[Begin]

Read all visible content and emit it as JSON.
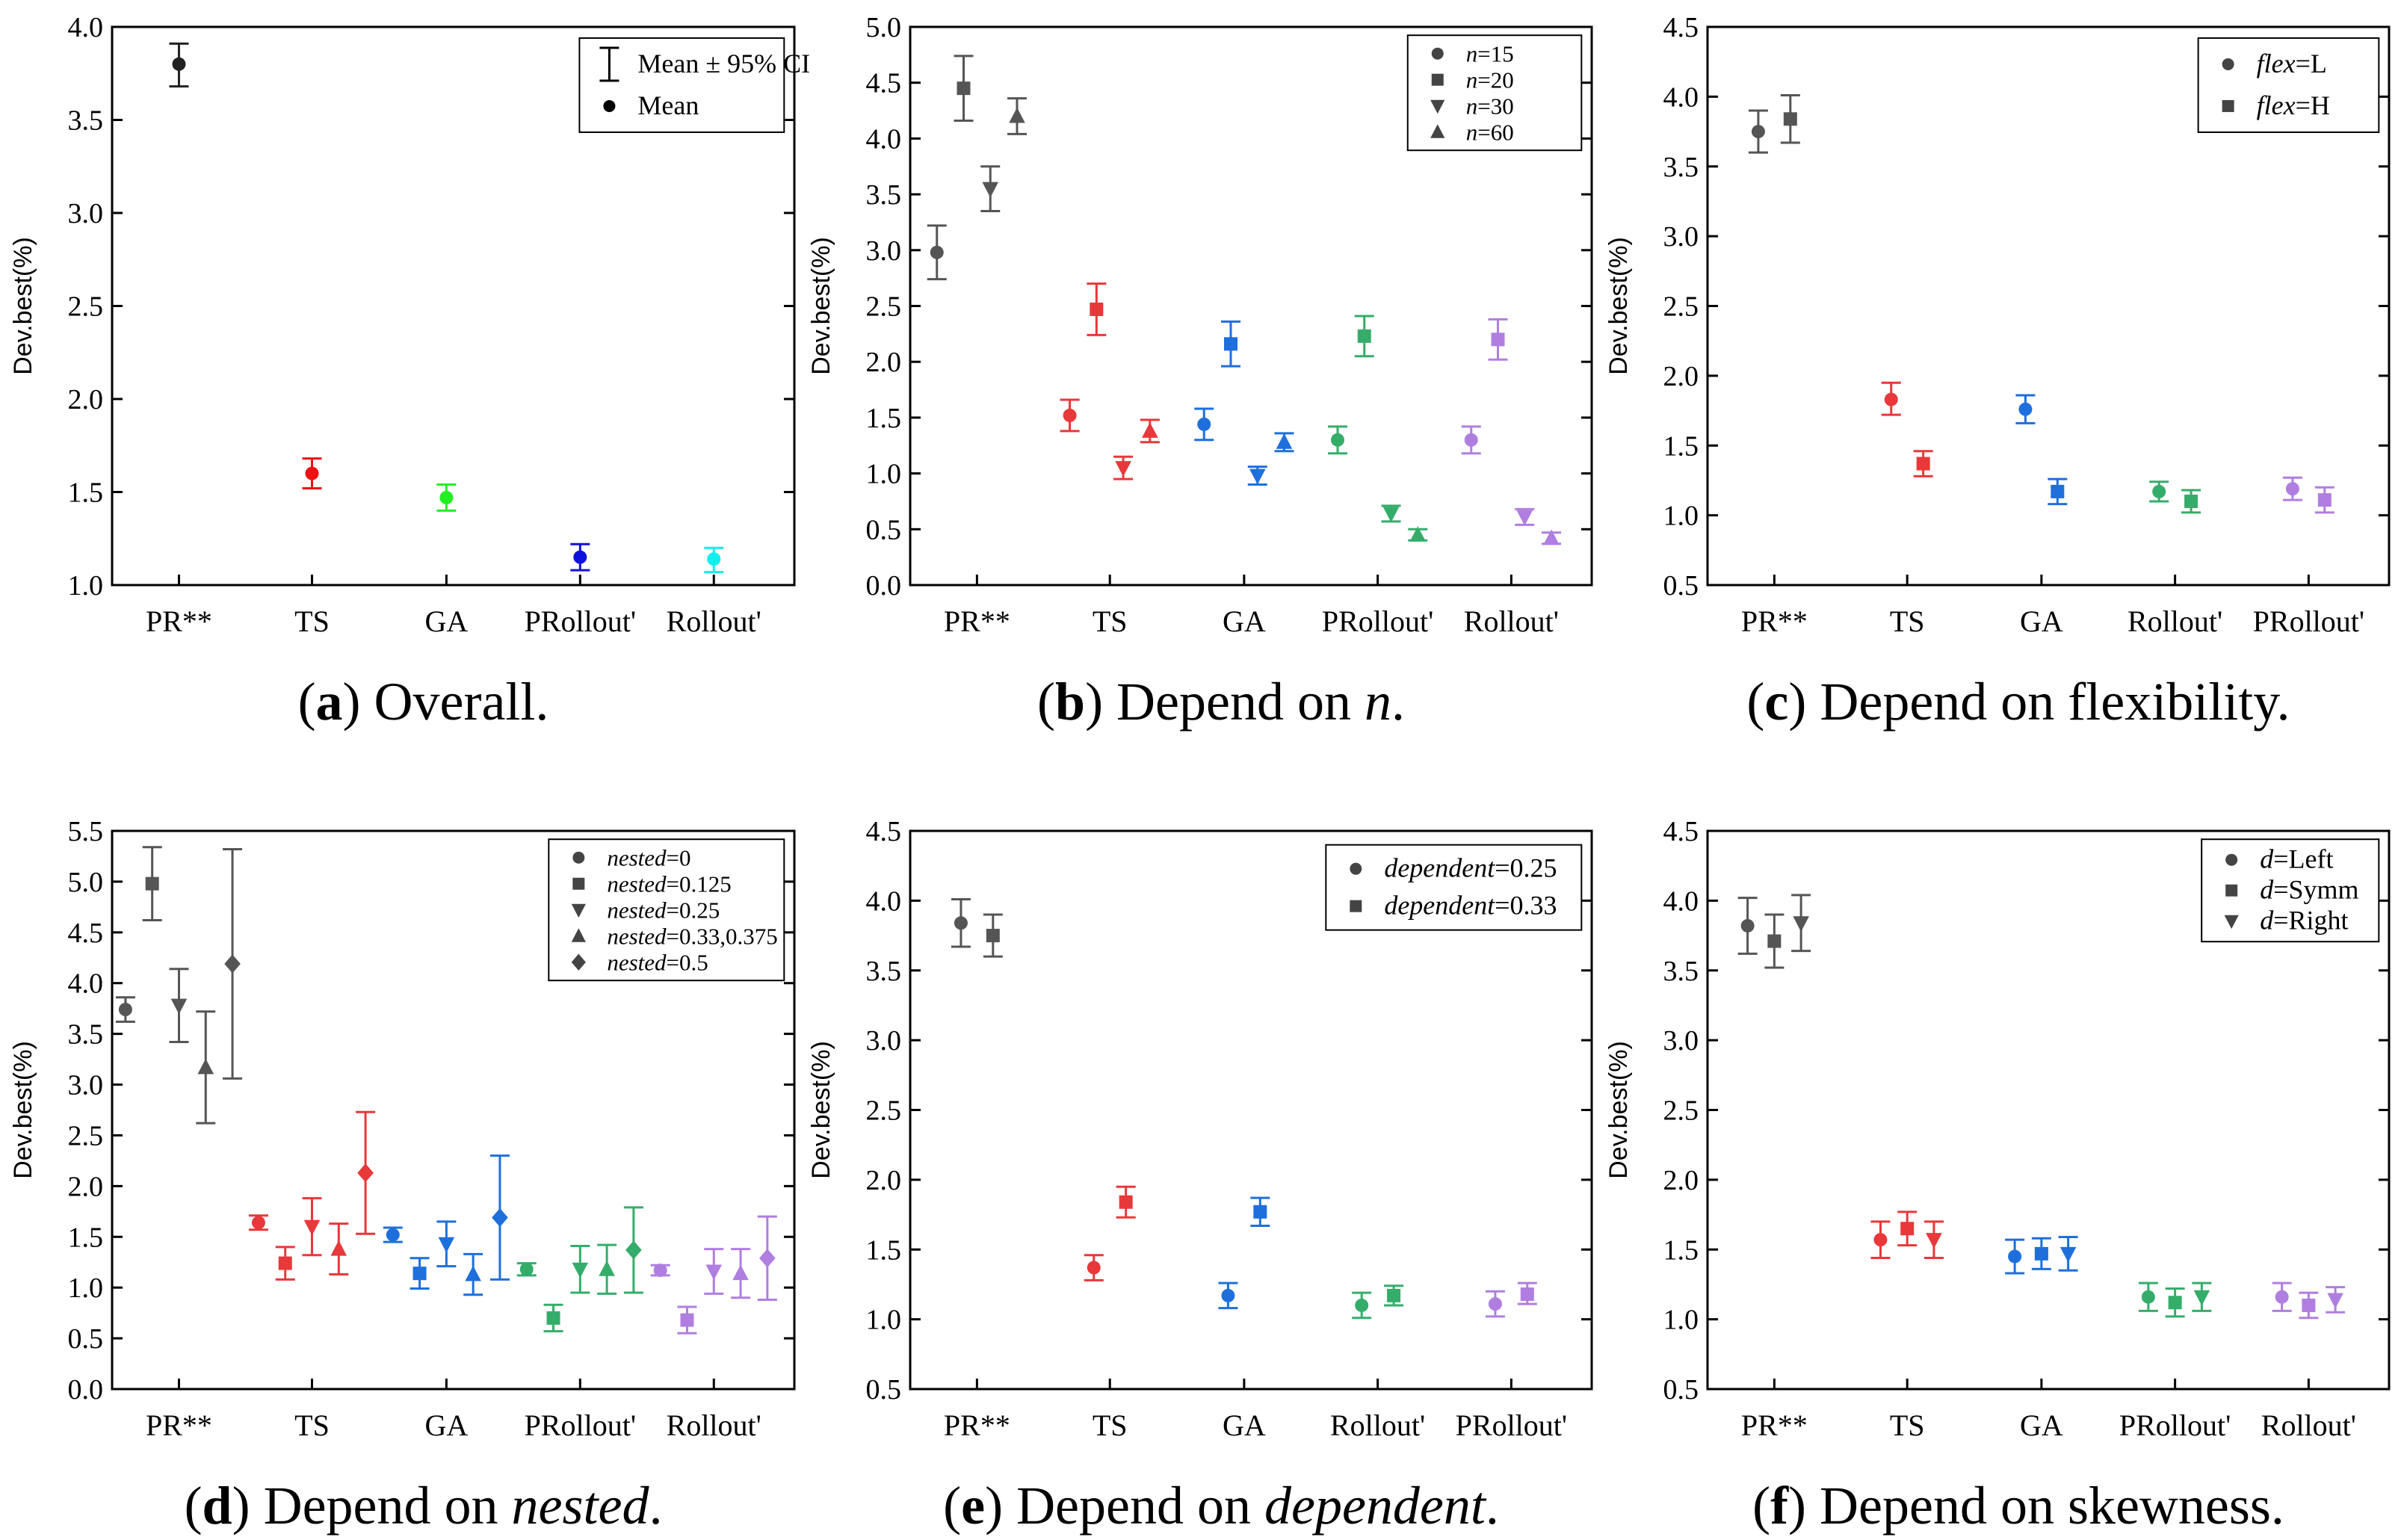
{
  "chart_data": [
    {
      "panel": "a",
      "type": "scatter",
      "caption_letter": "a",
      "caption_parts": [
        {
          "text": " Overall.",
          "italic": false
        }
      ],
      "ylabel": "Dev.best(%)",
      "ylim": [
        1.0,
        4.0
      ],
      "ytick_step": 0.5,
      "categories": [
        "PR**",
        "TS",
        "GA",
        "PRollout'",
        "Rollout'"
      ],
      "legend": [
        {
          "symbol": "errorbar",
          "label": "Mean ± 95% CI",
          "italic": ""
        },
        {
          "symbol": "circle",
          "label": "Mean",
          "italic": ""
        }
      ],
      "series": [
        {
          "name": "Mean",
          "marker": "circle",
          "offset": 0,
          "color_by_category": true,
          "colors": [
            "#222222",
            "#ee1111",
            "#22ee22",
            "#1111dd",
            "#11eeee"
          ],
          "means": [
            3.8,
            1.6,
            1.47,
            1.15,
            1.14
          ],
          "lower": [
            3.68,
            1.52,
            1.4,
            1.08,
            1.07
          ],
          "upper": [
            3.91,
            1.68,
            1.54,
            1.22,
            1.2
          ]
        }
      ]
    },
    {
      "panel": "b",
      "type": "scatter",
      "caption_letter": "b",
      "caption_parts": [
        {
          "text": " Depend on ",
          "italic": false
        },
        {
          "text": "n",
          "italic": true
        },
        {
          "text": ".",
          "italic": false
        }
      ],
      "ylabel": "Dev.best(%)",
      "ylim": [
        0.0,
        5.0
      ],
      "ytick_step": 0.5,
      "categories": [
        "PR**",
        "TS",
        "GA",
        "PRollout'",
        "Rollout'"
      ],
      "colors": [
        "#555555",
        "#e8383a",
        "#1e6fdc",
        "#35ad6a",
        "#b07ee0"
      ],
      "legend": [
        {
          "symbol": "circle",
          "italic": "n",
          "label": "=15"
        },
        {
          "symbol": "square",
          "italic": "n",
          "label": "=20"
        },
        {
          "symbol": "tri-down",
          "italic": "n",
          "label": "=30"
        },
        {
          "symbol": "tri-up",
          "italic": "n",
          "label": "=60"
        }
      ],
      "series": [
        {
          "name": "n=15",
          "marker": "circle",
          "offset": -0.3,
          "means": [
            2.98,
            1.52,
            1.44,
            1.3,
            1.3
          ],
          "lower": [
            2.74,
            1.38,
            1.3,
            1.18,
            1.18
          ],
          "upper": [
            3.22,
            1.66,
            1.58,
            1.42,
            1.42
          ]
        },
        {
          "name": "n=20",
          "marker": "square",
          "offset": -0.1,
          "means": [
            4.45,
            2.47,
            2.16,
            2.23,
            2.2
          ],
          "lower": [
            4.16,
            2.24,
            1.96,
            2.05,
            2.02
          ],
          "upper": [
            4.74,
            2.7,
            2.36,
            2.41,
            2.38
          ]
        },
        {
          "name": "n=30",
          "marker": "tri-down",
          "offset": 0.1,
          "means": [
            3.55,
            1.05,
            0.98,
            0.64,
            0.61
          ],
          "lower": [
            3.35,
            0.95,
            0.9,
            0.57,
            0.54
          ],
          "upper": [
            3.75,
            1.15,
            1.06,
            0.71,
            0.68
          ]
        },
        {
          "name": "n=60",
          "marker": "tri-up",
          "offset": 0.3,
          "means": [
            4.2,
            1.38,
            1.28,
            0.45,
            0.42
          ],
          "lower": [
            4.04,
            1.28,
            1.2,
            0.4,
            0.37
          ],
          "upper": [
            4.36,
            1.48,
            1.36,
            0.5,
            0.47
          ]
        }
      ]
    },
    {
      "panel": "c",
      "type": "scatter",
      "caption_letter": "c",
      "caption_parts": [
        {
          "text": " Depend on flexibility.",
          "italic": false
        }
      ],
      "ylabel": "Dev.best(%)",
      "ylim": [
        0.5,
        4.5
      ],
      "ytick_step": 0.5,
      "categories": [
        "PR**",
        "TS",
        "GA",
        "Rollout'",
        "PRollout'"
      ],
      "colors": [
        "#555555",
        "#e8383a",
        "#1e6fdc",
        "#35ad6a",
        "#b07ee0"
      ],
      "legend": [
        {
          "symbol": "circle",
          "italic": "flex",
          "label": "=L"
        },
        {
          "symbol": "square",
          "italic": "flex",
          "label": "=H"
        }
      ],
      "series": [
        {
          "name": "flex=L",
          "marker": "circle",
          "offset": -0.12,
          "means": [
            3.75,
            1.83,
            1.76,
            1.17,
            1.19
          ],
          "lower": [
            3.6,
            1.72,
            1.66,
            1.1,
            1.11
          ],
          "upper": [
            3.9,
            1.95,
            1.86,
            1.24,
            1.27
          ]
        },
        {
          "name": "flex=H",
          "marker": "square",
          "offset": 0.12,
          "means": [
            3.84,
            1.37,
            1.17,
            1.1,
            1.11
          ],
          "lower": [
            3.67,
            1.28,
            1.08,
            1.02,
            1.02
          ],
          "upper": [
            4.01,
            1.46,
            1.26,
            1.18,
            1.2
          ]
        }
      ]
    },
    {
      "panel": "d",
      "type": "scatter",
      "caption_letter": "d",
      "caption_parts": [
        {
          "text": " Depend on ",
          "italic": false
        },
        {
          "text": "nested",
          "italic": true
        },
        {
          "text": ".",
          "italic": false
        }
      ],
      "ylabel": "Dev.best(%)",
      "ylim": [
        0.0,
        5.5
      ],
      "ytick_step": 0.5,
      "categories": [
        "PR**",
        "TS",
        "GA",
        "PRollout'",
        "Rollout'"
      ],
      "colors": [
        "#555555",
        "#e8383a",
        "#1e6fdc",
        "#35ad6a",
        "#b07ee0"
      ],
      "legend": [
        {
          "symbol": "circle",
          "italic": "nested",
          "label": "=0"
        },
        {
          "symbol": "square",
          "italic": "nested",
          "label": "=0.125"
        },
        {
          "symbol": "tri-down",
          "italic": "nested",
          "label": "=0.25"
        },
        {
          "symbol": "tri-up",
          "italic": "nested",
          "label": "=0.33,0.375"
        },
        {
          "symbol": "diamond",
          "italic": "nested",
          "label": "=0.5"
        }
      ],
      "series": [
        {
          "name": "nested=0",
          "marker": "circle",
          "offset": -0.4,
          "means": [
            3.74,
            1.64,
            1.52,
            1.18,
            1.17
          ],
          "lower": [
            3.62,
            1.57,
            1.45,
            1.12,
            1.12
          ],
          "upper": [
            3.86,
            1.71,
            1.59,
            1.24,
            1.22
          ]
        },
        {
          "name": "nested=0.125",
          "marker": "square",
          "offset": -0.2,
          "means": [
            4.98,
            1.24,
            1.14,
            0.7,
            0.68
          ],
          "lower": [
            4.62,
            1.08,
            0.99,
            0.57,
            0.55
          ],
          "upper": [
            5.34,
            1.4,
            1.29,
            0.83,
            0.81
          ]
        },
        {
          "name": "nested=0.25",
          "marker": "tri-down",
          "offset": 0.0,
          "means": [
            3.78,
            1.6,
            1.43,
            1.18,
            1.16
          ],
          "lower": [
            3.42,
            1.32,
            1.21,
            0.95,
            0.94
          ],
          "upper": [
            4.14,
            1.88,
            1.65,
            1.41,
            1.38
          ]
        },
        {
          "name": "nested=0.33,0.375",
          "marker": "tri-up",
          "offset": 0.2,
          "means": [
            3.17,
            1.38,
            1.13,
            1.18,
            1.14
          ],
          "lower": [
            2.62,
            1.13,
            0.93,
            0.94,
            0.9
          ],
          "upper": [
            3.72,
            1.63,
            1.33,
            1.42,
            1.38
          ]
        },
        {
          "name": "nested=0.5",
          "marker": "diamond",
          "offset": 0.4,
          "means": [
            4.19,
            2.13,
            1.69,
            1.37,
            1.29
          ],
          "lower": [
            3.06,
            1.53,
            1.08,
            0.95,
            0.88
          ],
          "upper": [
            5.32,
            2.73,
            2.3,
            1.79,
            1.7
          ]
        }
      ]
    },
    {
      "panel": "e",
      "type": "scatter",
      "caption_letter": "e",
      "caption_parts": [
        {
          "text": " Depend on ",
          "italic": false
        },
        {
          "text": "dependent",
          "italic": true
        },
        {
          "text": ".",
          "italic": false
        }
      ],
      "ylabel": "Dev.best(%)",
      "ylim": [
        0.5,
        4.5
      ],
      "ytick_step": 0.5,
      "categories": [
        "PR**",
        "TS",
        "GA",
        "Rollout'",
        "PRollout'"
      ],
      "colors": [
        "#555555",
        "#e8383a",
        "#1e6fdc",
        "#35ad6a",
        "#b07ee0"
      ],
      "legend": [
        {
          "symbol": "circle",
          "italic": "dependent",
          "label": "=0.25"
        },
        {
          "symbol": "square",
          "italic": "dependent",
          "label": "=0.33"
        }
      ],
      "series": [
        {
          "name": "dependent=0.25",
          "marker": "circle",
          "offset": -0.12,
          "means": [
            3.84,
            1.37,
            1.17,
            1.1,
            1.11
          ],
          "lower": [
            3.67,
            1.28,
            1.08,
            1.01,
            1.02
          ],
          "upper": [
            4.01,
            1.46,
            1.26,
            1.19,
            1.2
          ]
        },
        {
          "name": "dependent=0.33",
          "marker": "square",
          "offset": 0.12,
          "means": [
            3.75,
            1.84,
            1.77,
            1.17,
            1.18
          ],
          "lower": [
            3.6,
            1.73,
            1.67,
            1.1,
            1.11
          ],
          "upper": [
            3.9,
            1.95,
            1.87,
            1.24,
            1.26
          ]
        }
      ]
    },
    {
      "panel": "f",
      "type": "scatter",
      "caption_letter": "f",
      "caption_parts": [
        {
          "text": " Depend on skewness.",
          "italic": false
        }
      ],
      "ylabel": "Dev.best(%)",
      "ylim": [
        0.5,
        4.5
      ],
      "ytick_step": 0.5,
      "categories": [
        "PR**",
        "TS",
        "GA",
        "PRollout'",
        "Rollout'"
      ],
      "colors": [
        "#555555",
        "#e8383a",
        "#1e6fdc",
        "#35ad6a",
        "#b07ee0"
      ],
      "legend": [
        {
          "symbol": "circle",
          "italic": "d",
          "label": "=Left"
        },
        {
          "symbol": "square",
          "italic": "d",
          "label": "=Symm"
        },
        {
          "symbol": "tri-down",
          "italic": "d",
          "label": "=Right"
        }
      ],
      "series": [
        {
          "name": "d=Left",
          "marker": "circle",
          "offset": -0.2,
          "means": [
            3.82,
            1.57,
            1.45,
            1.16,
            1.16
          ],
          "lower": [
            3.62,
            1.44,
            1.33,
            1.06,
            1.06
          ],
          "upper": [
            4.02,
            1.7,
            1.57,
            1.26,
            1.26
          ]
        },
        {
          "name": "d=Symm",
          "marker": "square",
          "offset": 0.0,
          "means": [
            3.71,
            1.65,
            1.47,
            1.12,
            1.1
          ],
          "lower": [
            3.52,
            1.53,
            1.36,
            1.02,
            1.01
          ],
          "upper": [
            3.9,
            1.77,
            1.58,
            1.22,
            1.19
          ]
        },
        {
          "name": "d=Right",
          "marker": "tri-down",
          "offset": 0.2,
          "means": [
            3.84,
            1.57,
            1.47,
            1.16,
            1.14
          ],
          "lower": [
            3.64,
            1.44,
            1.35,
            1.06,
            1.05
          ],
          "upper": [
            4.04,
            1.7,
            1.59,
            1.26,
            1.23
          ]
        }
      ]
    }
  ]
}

[End]

Report how many lines of the entries hold the word "panel". Nothing else is needed.

### CORRECT OUTPUT
6